##### Available records #####

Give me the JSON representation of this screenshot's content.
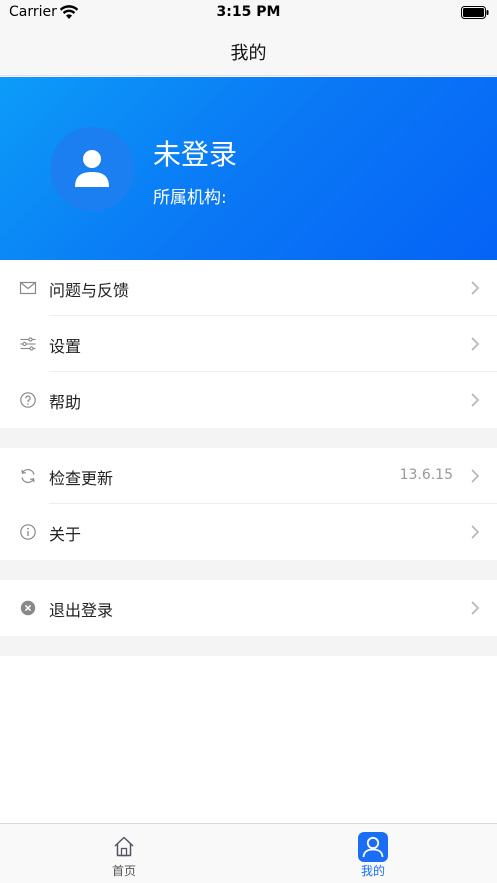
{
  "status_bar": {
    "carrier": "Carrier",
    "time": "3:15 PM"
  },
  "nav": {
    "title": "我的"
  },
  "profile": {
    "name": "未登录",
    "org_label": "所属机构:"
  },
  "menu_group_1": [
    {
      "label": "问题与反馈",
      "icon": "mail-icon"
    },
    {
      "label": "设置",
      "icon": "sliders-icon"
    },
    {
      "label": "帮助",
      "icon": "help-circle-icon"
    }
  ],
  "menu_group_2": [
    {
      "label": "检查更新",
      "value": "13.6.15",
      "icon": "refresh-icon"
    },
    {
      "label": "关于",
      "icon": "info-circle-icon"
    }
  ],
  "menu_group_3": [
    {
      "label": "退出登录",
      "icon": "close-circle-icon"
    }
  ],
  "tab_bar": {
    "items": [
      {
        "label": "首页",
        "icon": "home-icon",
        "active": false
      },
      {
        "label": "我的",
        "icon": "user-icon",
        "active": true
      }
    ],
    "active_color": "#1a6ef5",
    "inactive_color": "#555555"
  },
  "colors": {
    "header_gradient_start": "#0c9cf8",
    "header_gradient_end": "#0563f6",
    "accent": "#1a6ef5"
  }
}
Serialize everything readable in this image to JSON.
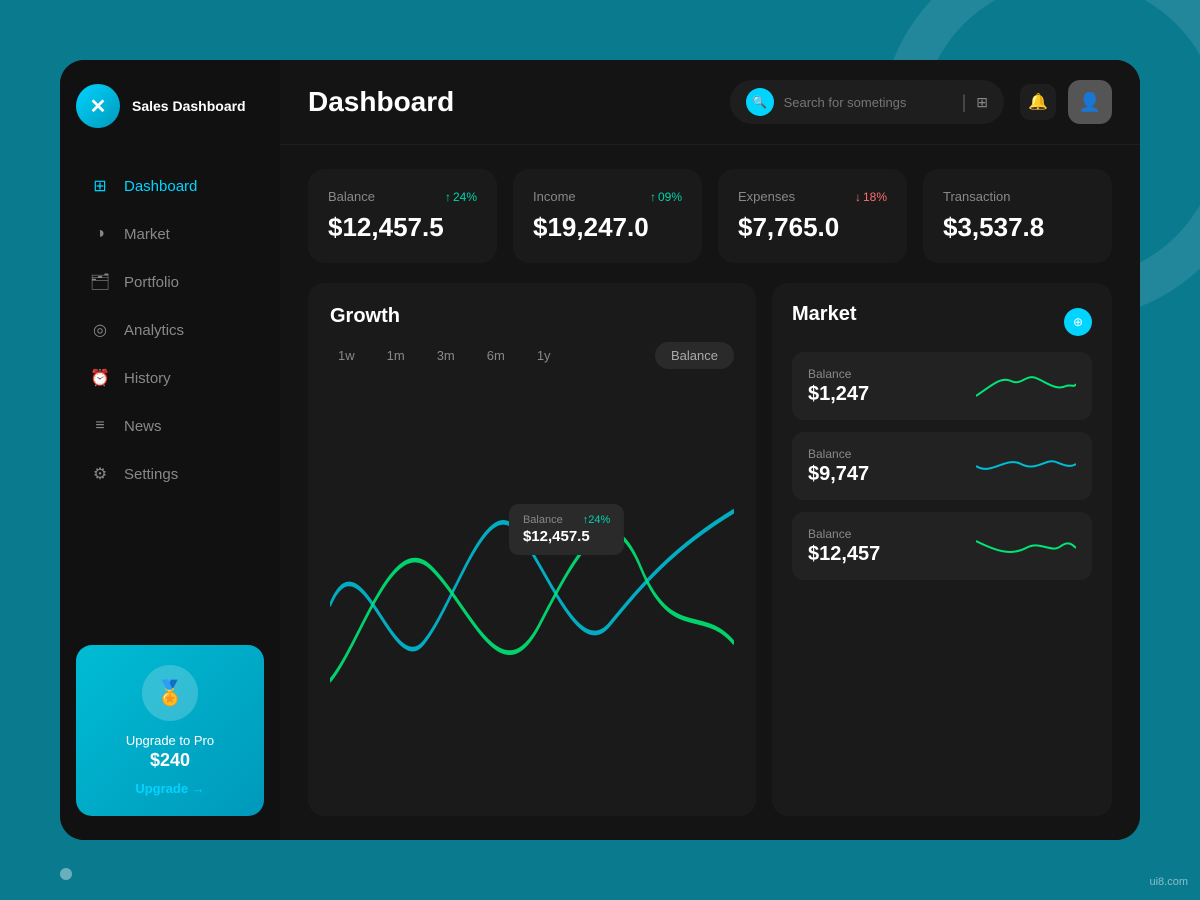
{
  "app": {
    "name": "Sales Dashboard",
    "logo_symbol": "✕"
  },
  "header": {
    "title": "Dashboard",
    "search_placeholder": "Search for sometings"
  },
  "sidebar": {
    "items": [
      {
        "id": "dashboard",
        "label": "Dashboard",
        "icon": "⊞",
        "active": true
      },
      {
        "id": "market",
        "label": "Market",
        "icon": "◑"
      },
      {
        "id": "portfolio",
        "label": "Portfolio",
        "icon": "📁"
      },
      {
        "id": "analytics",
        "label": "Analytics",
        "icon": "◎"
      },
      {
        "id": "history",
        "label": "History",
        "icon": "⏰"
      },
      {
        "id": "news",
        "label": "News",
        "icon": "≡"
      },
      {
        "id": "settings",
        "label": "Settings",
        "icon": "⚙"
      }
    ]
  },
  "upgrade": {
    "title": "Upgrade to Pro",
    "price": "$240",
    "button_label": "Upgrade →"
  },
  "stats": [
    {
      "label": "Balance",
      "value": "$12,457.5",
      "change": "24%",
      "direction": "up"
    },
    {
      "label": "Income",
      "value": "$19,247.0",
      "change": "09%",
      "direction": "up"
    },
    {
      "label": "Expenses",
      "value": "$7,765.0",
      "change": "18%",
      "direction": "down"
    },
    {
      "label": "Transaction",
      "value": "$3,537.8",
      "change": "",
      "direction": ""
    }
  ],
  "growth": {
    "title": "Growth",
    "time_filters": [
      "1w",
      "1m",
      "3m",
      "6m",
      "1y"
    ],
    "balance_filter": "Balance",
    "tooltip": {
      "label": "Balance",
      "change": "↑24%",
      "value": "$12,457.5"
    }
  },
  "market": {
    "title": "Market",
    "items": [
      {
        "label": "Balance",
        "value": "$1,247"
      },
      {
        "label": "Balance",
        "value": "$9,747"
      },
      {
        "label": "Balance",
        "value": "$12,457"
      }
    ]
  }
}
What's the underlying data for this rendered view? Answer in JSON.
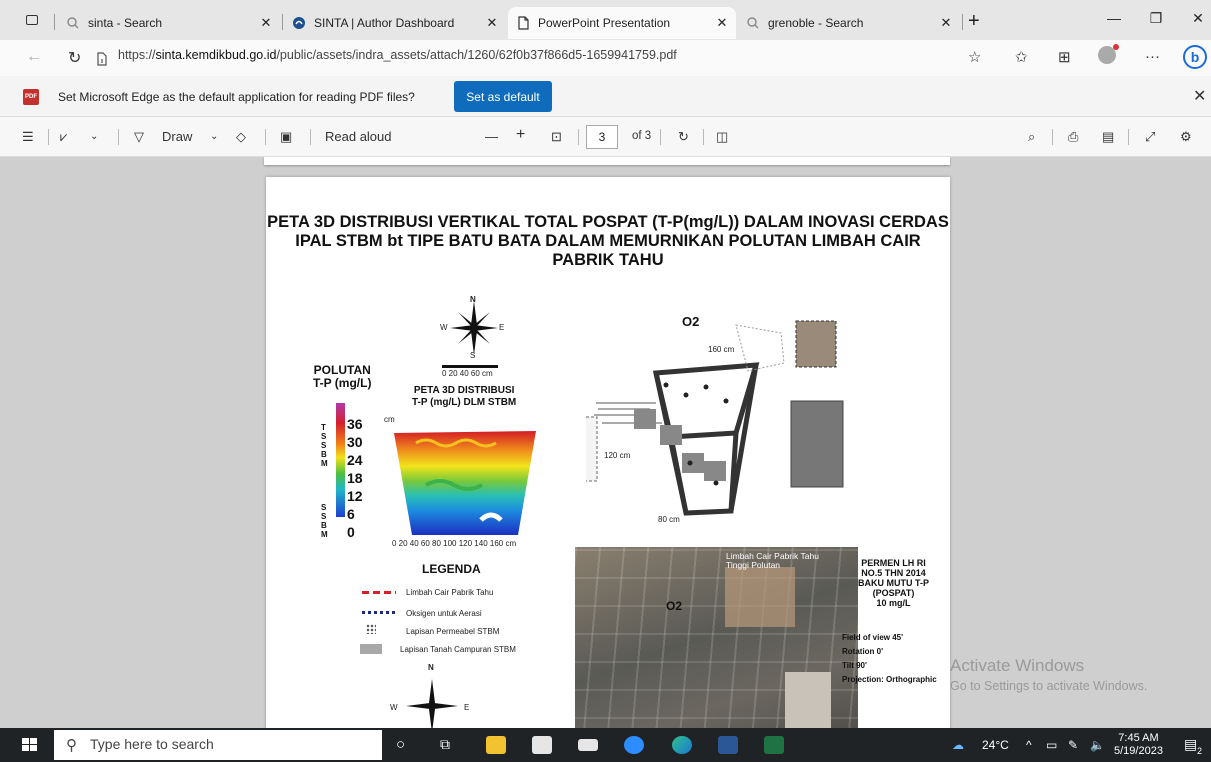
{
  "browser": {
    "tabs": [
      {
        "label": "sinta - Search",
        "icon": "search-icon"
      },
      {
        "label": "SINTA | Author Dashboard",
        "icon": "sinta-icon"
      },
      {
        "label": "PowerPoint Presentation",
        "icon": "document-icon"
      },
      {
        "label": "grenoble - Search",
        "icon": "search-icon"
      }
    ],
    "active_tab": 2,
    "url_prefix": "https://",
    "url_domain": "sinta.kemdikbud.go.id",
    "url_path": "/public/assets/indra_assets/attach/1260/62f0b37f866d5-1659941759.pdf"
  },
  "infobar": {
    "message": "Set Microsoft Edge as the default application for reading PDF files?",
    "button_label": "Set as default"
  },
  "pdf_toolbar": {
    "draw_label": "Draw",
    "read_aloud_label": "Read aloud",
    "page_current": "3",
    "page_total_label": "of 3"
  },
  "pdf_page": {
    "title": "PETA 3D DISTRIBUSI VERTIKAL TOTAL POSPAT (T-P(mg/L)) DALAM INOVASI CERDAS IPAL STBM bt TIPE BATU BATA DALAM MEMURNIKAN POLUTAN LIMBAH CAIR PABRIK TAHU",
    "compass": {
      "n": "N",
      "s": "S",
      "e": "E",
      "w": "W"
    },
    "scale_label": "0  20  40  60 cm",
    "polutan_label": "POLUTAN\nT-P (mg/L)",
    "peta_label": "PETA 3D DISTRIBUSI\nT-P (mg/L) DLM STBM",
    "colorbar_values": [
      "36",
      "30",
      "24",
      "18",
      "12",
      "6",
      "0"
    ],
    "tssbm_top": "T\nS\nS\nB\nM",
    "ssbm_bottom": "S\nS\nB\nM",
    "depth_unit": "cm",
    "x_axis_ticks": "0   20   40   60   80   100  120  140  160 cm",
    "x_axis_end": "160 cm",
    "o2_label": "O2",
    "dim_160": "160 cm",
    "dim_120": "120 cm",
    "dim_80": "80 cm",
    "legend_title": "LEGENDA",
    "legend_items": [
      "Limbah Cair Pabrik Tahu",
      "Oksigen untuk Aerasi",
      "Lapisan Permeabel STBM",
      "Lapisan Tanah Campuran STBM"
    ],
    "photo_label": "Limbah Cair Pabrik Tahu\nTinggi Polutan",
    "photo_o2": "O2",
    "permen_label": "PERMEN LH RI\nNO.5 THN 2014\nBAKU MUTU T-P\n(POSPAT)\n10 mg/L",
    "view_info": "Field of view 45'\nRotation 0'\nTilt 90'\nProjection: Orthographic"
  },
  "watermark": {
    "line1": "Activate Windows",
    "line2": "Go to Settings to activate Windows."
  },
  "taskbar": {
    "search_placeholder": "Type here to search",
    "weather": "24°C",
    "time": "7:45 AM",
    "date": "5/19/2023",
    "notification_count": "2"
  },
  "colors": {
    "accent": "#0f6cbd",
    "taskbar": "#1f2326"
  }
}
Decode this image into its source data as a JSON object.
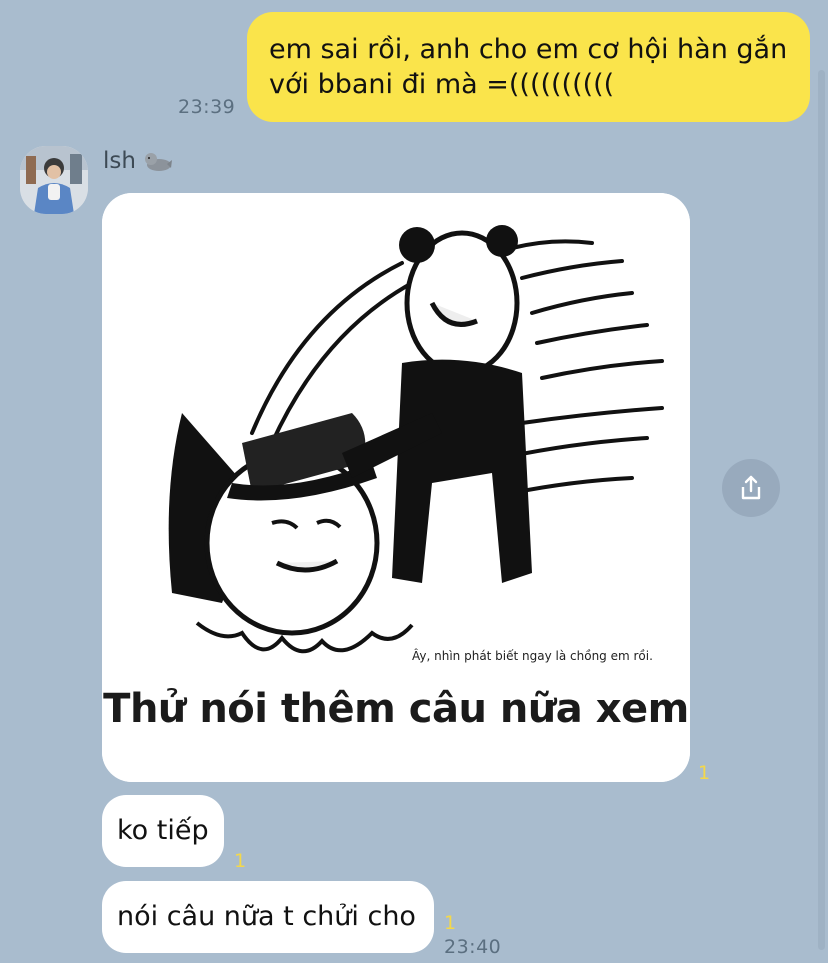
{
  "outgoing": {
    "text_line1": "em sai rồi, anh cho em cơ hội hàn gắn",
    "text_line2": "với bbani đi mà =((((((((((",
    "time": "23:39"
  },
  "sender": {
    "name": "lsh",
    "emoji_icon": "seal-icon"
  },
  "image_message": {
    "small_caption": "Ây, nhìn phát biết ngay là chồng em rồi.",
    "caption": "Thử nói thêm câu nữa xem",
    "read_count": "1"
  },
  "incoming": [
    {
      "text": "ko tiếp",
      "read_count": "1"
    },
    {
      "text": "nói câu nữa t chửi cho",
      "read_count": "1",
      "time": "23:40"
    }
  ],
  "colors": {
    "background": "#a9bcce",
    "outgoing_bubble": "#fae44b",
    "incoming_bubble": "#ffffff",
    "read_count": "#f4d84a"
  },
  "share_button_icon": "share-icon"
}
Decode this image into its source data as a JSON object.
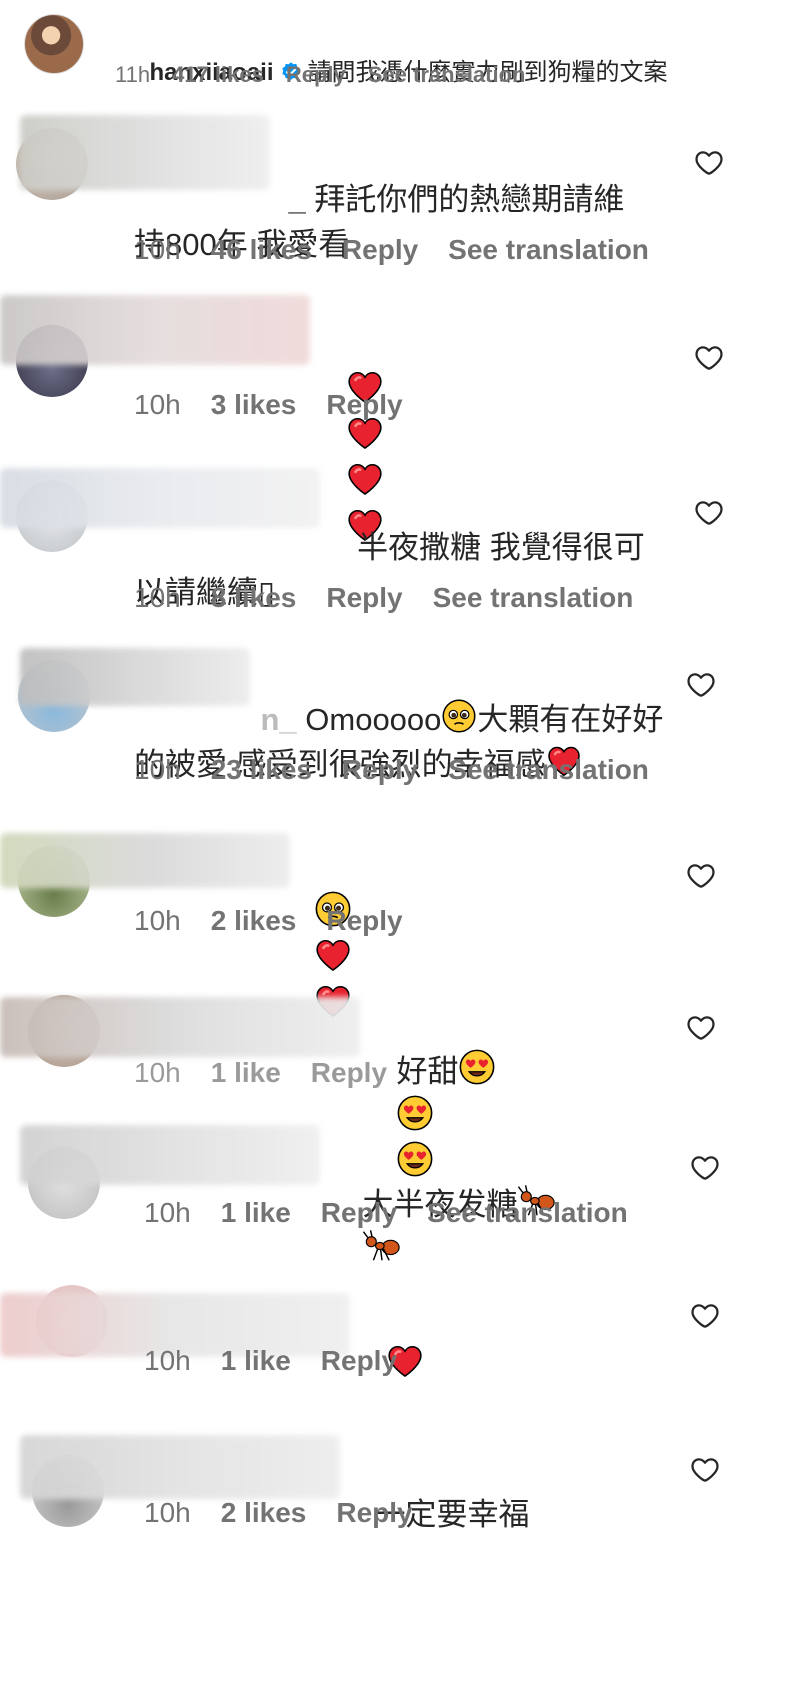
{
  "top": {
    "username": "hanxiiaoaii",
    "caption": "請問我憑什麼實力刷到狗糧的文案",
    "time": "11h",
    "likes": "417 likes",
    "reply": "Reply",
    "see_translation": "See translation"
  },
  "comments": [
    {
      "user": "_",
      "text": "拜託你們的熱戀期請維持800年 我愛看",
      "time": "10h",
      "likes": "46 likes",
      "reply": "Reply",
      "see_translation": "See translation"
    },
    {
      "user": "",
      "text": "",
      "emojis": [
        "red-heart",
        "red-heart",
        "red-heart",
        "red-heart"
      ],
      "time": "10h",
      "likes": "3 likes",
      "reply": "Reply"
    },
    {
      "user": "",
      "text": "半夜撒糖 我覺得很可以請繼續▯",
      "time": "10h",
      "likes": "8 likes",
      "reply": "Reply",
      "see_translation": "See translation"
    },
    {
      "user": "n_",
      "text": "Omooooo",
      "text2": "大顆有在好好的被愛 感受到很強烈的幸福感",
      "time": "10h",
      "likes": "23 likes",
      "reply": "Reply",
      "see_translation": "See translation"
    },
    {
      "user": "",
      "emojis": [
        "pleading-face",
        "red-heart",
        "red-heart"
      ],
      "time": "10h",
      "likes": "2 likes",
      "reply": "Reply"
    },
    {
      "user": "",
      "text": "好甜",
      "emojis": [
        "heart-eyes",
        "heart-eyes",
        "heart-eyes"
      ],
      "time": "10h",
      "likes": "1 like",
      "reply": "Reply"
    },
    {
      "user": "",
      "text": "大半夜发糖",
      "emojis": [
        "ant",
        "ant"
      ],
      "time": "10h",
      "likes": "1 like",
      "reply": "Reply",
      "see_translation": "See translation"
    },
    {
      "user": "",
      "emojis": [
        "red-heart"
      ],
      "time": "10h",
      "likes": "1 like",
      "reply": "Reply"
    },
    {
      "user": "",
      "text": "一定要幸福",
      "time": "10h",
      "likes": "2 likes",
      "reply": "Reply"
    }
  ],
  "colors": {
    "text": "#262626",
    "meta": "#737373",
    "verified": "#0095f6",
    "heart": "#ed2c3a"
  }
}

#####

- **Exercise directions**
Using the listing above, pull out all lines that hold the word "DISTRIBUSI".

- **Result below**
    "title": "PETA 3D DISTRIBUSI VERTIKAL TOTAL POSPAT (T-P(mg/L)) DALAM INOVASI CERDAS IPAL STBM bt TIPE BATU BATA DALAM MEMURNIKAN POLUTAN LIMBAH CAIR PABRIK TAHU",
    "peta_label": "PETA 3D DISTRIBUSI\nT-P (mg/L) DLM STBM",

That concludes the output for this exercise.